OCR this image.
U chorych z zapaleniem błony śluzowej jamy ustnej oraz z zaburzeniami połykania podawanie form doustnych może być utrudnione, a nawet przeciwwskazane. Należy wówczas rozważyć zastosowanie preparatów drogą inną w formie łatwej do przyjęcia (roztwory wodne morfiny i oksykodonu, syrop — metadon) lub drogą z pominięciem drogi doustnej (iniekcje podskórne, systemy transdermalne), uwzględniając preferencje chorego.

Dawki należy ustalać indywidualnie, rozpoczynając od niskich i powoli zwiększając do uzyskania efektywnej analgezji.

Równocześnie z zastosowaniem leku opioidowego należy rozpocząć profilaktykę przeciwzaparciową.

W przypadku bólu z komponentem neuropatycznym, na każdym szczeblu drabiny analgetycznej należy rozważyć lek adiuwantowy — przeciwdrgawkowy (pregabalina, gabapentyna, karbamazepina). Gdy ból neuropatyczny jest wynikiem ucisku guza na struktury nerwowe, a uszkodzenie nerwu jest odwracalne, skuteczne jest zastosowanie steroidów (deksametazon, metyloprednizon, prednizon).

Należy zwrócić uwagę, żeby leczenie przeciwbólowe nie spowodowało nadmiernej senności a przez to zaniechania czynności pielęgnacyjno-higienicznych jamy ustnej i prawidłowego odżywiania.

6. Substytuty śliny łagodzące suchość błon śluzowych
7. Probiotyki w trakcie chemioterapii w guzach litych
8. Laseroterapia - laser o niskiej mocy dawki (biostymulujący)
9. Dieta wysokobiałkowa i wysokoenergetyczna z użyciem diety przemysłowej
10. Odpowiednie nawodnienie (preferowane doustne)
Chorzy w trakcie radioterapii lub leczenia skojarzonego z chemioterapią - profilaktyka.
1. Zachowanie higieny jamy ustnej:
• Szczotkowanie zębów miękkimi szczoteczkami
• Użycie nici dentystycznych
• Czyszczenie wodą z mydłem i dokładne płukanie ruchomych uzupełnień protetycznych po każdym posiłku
===
Reproduce each entry exactly, leaving out nothing.

OCR this image.
U chorych z zapaleniem błony śluzowej jamy ustnej oraz z zaburzeniami połykania podawanie form doustnych może być utrudnione, a nawet przeciwwskazane. Należy wówczas rozważyć zastosowanie preparatów drogą inną w formie łatwej do przyjęcia (roztwory wodne morfiny i oksykodonu, syrop — metadon) lub drogą z pominięciem drogi doustnej (iniekcje podskórne, systemy transdermalne), uwzględniając preferencje chorego.

Dawki należy ustalać indywidualnie, rozpoczynając od niskich i powoli zwiększając do uzyskania efektywnej analgezji.

Równocześnie z zastosowaniem leku opioidowego należy rozpocząć profilaktykę przeciwzaparciową.

W przypadku bólu z komponentem neuropatycznym, na każdym szczeblu drabiny analgetycznej należy rozważyć lek adiuwantowy — przeciwdrgawkowy (pregabalina, gabapentyna, karbamazepina). Gdy ból neuropatyczny jest wynikiem ucisku guza na struktury nerwowe, a uszkodzenie nerwu jest odwracalne, skuteczne jest zastosowanie steroidów (deksametazon, metyloprednizon, prednizon).

Należy zwrócić uwagę, żeby leczenie przeciwbólowe nie spowodowało nadmiernej senności a przez to zaniechania czynności pielęgnacyjno-higienicznych jamy ustnej i prawidłowego odżywiania.

6. Substytuty śliny łagodzące suchość błon śluzowych
7. Probiotyki w trakcie chemioterapii w guzach litych
8. Laseroterapia - laser o niskiej mocy dawki (biostymulujący)
9. Dieta wysokobiałkowa i wysokoenergetyczna z użyciem diety przemysłowej
10. Odpowiednie nawodnienie (preferowane doustne)
Chorzy w trakcie radioterapii lub leczenia skojarzonego z chemioterapią - profilaktyka.
1. Zachowanie higieny jamy ustnej:
• Szczotkowanie zębów miękkimi szczoteczkami
• Użycie nici dentystycznych
• Czyszczenie wodą z mydłem i dokładne płukanie ruchomych uzupełnień protetycznych po każdym posiłku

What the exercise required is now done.